§ **DATA**:
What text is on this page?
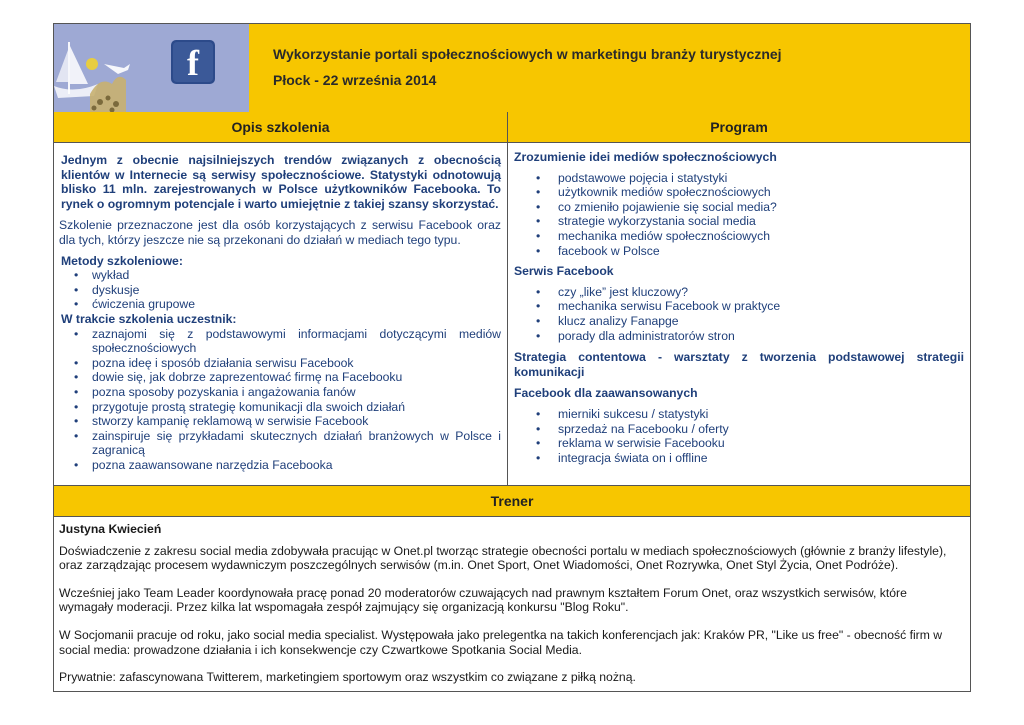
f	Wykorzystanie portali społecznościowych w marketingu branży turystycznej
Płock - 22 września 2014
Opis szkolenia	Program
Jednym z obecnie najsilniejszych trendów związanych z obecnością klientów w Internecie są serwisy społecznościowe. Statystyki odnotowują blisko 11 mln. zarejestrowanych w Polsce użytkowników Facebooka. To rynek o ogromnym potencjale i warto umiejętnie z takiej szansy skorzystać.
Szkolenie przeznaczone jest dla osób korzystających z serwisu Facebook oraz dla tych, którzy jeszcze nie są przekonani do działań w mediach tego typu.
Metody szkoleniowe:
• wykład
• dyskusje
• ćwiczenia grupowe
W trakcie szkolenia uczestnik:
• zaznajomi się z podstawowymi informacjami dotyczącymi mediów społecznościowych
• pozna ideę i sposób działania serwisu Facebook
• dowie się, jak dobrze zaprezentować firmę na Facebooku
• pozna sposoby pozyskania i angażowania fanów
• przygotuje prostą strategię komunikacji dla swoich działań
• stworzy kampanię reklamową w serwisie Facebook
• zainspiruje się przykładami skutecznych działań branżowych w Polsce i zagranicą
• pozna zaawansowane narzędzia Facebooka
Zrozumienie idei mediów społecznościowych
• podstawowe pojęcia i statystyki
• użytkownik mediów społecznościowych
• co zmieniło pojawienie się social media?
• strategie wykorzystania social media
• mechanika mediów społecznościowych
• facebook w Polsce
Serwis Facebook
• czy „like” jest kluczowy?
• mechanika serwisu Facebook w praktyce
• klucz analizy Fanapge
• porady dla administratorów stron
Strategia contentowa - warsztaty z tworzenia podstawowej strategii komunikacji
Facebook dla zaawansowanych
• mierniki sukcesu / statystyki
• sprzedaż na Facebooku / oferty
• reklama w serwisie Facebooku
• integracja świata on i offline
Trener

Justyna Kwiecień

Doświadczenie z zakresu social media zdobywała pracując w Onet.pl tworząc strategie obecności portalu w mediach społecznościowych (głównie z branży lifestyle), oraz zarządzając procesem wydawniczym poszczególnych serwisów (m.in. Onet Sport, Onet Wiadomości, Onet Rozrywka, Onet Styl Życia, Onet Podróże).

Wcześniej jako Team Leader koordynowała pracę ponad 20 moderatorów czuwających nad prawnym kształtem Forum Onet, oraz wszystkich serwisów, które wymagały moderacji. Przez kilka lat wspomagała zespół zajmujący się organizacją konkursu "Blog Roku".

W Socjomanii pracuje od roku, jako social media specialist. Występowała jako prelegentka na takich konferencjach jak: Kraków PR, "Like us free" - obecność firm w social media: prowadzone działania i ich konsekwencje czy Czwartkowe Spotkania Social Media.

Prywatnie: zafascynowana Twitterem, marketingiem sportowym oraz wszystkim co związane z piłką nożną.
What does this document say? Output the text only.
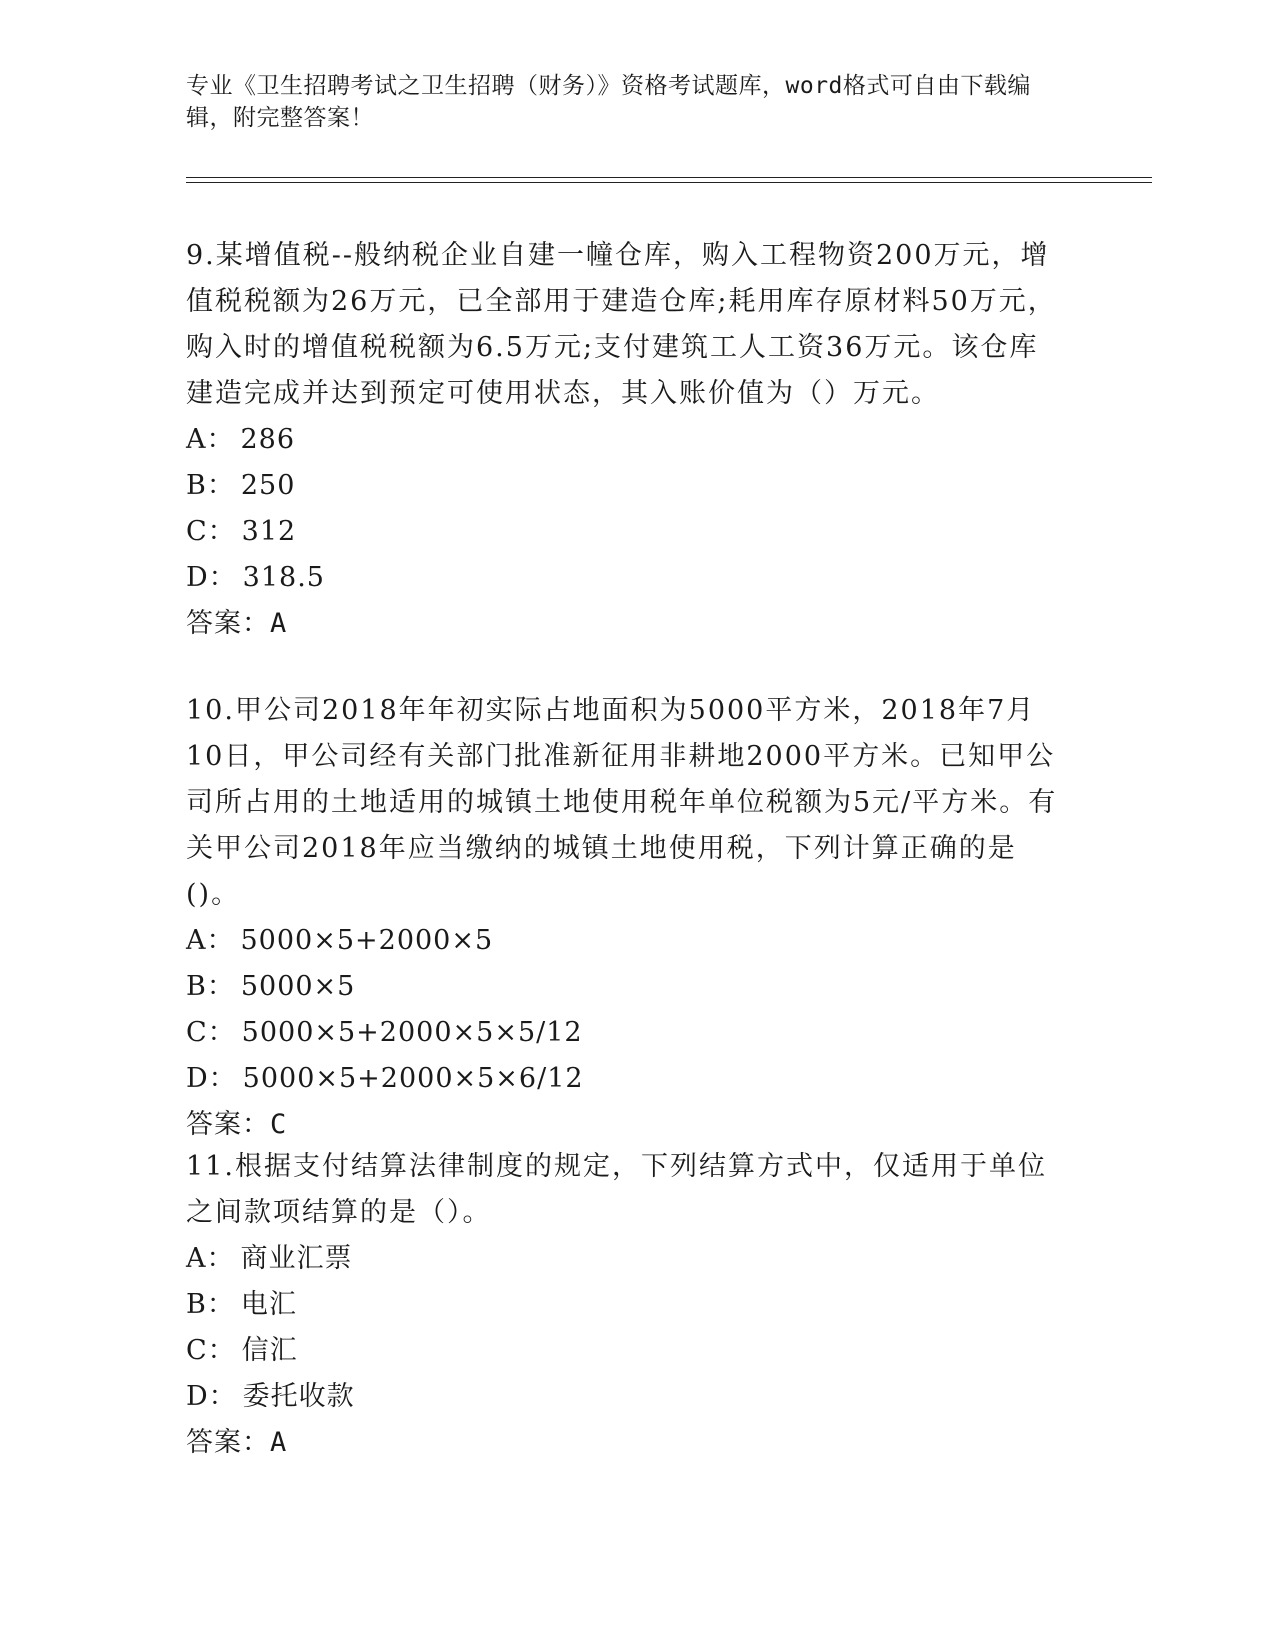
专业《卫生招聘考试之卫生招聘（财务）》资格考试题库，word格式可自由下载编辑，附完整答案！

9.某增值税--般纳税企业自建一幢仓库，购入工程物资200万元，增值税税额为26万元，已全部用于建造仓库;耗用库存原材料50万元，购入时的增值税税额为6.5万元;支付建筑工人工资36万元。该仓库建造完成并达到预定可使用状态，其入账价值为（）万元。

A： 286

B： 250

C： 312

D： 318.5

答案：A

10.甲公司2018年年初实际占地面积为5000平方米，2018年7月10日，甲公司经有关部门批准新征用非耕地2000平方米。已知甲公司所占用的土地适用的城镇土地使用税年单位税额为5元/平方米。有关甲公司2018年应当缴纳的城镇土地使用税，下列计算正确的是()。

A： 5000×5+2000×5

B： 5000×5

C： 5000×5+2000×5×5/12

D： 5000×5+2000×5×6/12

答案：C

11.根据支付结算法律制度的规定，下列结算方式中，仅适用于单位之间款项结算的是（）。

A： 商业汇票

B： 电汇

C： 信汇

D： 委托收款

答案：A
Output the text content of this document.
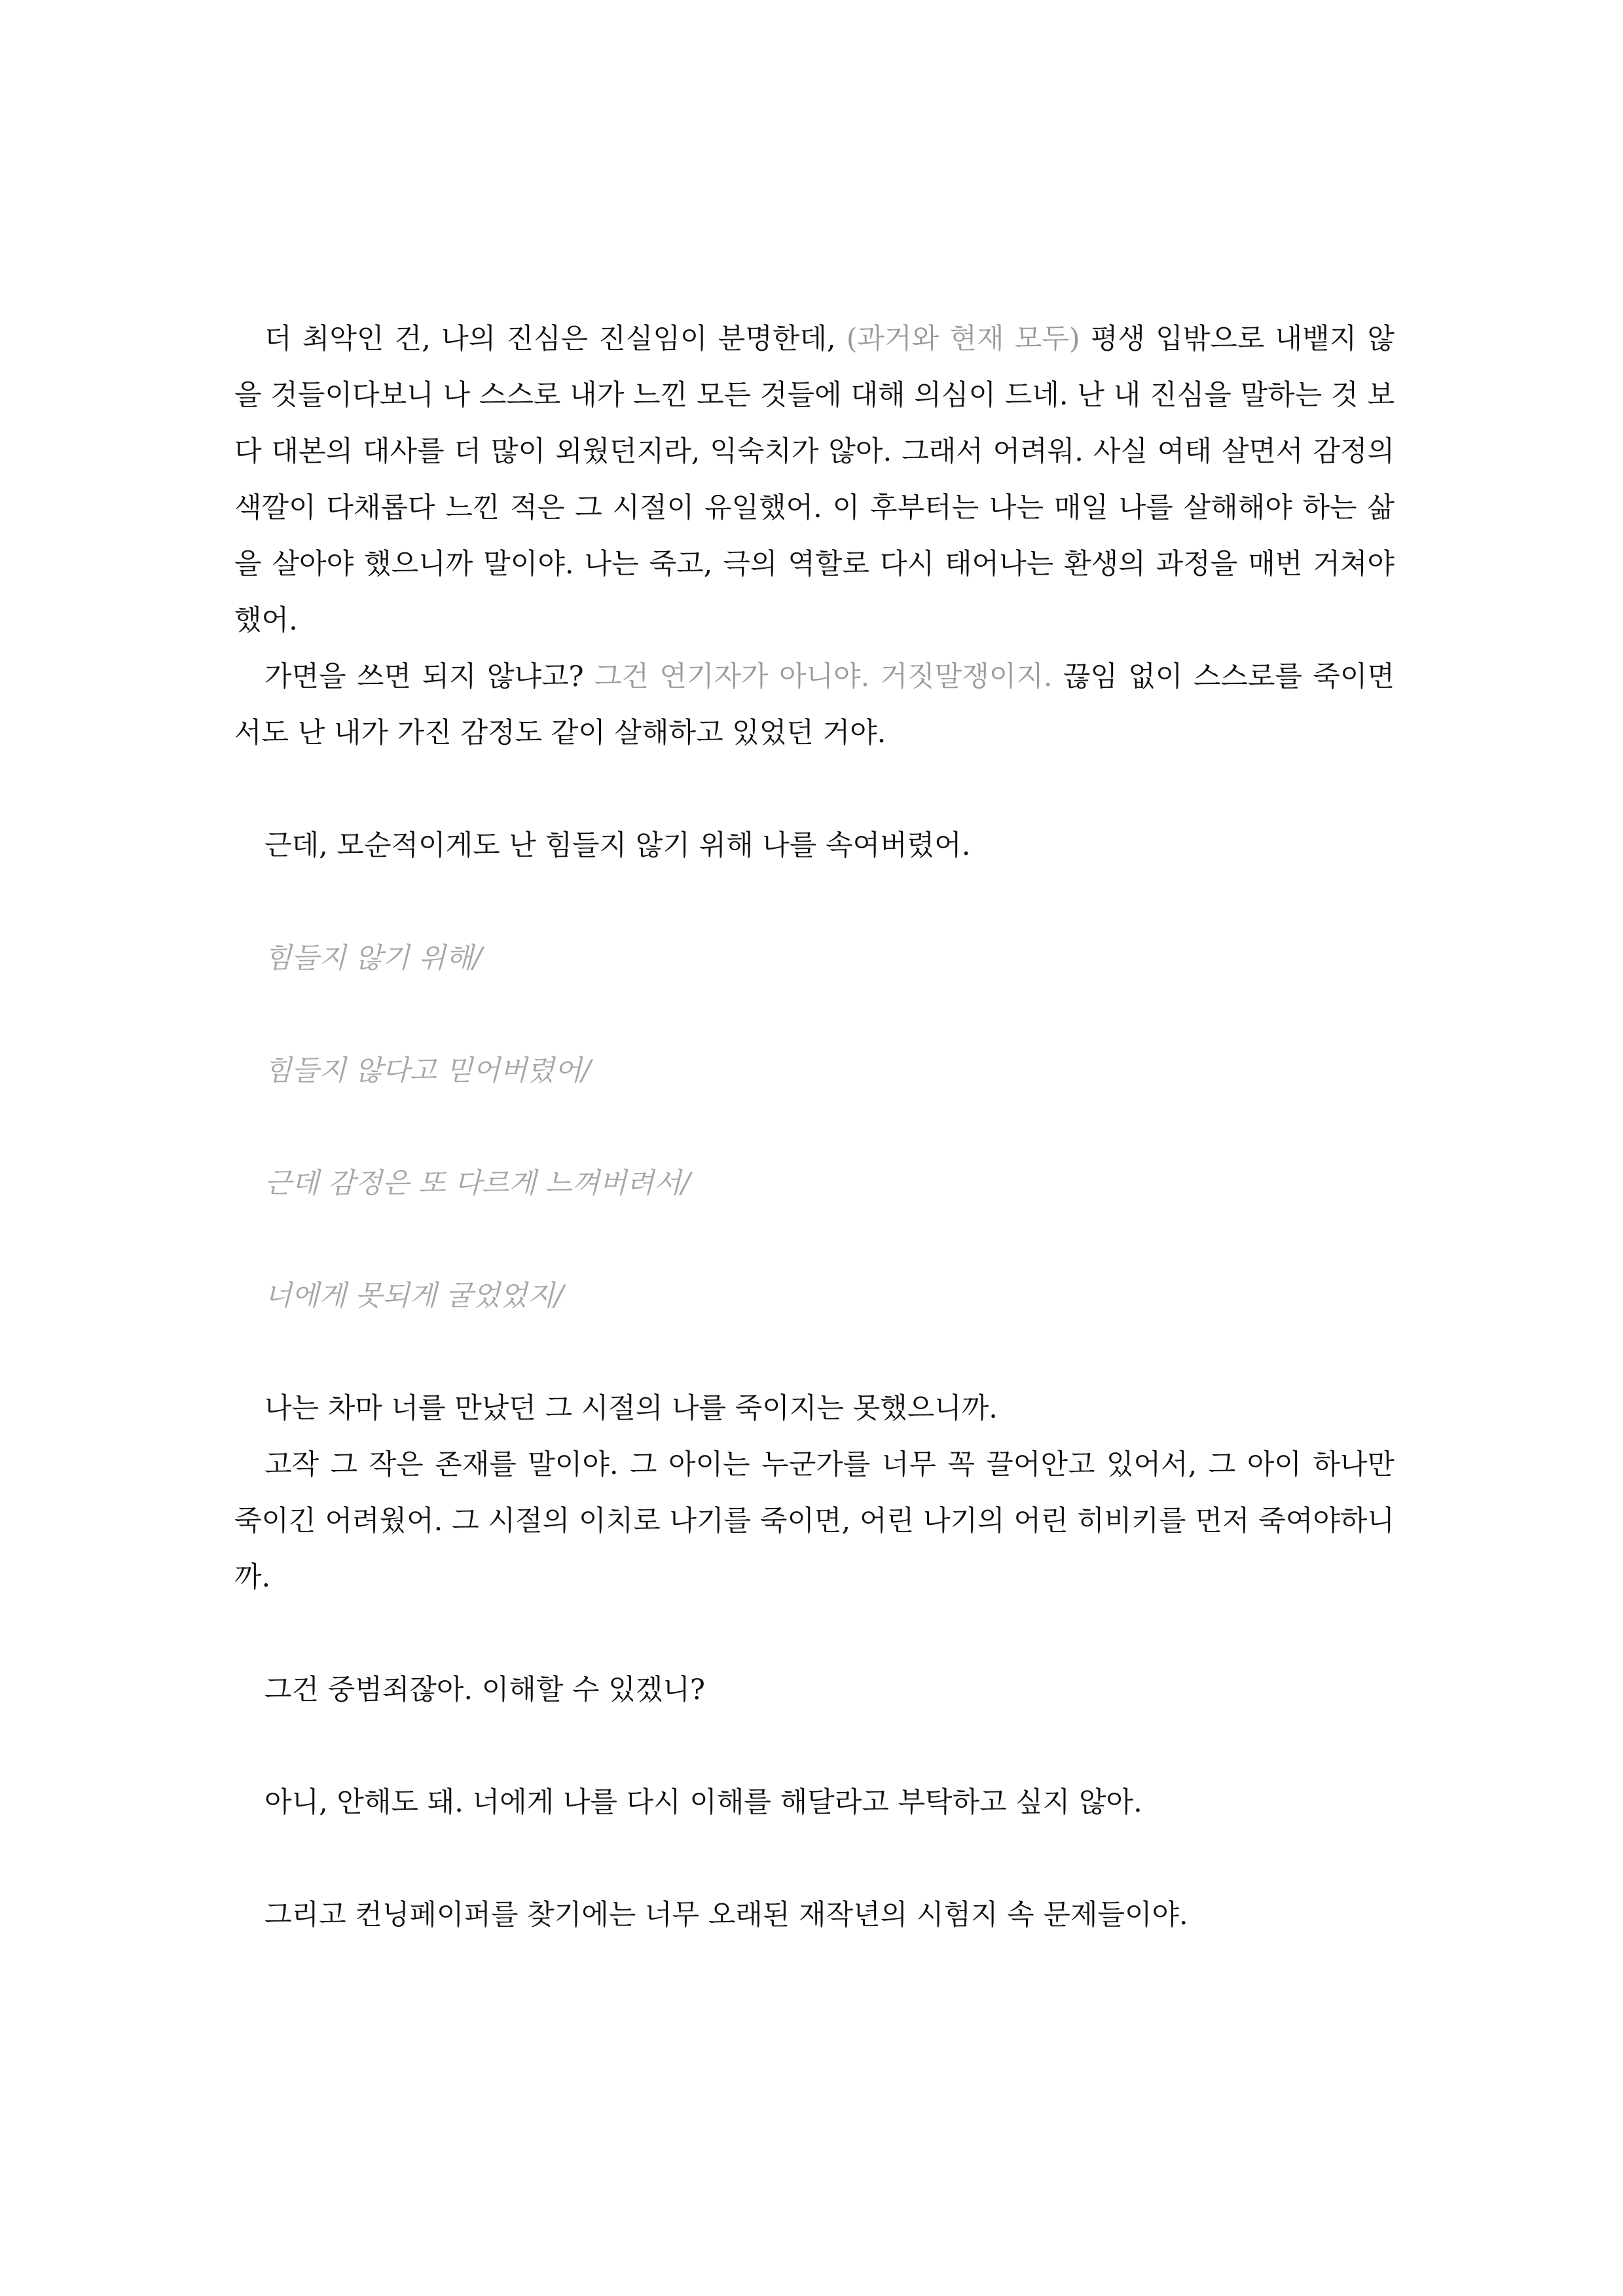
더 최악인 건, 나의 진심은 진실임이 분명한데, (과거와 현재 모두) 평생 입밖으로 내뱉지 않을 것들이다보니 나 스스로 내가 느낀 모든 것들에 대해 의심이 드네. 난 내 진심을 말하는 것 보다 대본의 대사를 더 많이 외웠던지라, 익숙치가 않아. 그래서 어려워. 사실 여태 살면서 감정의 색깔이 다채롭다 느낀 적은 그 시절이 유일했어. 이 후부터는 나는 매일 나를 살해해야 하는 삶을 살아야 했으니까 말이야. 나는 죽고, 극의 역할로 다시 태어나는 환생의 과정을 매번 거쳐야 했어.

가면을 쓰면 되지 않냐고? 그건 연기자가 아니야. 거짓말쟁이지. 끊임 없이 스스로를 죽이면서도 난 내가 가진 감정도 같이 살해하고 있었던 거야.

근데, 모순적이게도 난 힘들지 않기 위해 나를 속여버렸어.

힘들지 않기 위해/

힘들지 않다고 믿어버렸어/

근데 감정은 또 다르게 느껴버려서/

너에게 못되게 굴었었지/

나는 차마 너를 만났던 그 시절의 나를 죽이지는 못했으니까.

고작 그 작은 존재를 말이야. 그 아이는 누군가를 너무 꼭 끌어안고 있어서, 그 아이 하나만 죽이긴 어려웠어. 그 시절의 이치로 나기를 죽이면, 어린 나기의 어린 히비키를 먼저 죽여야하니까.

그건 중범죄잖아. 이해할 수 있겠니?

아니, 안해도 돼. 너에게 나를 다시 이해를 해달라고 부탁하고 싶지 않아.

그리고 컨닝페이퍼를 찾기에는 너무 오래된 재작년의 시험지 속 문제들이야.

§ **BRIEF**:
Scan the listing above and identify each line holding the string "działań"; copy every such line.

§ **RESPONSE TO THE EXERCISE**:
Szkolenie przeznaczone jest dla osób korzystających z serwisu Facebook oraz dla tych, którzy jeszcze nie są przekonani do działań w mediach tego typu.
• przygotuje prostą strategię komunikacji dla swoich działań
• zainspiruje się przykładami skutecznych działań branżowych w Polsce i zagranicą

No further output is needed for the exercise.